Written exercise:
Copy out all the lines where "Китай" shows up.
— begin Data in this exercise —
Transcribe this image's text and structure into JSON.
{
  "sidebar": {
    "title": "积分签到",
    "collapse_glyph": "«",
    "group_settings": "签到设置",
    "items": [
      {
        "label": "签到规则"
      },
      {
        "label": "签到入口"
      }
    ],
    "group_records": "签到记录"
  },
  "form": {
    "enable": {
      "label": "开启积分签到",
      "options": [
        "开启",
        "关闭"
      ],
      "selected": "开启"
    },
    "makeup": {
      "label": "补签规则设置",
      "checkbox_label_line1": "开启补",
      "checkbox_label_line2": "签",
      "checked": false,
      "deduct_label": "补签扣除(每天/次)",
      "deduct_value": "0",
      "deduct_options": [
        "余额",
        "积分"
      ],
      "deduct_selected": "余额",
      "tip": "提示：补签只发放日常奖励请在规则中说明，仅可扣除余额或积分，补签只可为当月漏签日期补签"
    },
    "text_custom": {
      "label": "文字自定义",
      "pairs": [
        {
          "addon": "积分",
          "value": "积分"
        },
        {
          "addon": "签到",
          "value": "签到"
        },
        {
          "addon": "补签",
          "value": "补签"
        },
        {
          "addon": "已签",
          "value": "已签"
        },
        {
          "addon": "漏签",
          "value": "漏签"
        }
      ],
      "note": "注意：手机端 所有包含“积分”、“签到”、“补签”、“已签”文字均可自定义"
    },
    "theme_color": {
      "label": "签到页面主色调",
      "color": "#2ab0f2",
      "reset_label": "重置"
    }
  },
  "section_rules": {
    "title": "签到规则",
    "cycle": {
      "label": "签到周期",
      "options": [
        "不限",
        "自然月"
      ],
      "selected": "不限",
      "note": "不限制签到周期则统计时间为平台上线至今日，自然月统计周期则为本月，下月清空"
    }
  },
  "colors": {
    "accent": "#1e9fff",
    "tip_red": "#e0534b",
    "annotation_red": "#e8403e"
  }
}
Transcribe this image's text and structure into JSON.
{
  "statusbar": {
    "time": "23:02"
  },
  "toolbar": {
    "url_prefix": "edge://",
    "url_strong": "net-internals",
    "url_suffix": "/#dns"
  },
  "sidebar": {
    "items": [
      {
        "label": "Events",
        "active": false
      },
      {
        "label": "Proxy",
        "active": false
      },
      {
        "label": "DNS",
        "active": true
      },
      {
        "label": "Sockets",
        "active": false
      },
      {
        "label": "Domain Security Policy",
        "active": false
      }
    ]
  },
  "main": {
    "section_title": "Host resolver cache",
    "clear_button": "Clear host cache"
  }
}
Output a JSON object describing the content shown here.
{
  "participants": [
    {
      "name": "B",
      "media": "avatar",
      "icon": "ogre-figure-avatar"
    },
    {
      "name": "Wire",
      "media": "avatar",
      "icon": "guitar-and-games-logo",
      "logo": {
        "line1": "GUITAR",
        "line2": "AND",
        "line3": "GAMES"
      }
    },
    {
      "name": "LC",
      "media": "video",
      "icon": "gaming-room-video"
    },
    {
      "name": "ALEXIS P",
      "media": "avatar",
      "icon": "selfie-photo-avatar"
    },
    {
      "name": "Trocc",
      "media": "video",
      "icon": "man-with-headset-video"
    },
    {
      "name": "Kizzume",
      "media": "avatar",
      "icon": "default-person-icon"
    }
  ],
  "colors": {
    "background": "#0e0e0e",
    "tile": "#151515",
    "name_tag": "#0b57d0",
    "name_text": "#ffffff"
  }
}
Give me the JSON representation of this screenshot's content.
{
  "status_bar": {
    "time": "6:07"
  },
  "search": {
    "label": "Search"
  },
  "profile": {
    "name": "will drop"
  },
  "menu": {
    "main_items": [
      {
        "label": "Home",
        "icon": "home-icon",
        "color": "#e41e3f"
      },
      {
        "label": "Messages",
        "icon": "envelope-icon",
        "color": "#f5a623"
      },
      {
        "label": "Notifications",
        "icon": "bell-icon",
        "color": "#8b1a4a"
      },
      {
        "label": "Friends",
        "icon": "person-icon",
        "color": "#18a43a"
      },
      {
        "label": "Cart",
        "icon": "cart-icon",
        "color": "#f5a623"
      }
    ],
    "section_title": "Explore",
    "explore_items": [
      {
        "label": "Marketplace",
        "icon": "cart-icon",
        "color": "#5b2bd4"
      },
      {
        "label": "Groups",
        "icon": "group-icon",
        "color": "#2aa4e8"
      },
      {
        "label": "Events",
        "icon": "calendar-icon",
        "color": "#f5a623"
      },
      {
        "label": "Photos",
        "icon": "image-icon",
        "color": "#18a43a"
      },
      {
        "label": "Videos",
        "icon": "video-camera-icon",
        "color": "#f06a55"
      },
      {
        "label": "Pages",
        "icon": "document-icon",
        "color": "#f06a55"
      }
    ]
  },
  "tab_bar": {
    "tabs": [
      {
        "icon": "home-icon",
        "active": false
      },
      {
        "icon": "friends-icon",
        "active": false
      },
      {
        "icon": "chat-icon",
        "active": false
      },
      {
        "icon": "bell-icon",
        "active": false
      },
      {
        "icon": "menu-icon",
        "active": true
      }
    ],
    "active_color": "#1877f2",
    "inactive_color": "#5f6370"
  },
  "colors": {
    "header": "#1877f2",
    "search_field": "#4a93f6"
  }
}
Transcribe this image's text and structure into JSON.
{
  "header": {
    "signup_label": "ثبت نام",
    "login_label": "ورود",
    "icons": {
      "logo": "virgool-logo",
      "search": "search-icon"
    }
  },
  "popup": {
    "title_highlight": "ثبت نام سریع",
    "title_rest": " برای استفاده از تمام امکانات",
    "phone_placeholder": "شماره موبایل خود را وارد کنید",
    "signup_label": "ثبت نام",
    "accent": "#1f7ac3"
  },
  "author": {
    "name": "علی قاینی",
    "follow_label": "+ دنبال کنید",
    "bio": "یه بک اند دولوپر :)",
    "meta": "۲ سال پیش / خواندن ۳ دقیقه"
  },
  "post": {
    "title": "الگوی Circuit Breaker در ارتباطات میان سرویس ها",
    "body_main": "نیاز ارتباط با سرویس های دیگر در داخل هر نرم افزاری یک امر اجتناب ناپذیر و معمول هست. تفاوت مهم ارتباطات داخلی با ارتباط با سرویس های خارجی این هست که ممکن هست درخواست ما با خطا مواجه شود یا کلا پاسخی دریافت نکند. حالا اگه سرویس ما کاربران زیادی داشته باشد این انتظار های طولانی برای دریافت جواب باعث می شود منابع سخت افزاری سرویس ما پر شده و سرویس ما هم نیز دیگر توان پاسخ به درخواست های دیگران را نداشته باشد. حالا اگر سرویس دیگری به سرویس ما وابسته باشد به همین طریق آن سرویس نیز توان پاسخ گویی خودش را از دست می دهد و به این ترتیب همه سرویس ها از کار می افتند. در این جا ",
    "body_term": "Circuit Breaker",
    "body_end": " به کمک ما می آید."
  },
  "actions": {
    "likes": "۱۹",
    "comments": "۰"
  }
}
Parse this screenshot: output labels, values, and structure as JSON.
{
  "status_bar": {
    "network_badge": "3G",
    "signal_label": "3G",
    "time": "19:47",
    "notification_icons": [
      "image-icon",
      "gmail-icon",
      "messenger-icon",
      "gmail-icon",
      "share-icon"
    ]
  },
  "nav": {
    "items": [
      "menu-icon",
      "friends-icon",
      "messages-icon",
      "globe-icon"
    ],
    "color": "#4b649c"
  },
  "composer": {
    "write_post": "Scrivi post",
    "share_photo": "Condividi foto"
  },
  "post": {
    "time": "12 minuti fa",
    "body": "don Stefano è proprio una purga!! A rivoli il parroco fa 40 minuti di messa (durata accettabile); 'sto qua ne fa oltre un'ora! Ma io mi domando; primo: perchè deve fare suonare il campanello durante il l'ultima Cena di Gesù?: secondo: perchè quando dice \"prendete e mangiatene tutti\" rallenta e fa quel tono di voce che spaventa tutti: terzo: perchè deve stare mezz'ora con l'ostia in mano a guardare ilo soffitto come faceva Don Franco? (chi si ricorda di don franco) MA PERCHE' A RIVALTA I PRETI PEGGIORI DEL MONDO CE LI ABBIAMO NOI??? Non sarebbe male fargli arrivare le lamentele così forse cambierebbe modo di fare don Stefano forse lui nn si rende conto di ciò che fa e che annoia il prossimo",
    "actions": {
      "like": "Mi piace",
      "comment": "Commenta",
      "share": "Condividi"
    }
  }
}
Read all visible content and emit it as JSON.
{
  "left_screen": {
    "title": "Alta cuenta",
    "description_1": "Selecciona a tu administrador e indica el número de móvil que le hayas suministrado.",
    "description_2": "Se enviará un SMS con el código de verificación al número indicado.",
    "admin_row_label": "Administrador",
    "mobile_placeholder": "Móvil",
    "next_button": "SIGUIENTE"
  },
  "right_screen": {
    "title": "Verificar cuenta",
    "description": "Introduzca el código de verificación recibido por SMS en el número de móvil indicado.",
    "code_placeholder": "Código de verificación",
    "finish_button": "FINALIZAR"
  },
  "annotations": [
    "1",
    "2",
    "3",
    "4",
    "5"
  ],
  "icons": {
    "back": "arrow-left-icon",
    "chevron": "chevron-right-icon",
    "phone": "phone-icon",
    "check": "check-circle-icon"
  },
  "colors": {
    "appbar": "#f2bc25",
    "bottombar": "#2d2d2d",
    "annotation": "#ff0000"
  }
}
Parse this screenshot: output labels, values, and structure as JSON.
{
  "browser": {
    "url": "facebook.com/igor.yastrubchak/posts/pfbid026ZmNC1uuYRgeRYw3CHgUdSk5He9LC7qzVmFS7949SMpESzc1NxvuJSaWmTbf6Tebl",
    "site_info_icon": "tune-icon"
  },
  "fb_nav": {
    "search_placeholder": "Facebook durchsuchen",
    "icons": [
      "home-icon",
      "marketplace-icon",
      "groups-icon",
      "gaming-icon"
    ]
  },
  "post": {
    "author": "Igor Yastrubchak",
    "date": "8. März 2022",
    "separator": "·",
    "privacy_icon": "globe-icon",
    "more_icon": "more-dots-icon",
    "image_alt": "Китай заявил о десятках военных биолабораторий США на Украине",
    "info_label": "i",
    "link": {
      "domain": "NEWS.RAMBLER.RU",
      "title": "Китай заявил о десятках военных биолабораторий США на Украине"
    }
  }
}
— end Data in this exercise —
Solved problem:
    "image_alt": "Китай заявил о десятках военных биолабораторий США на Украине",
      "title": "Китай заявил о десятках военных биолабораторий США на Украине"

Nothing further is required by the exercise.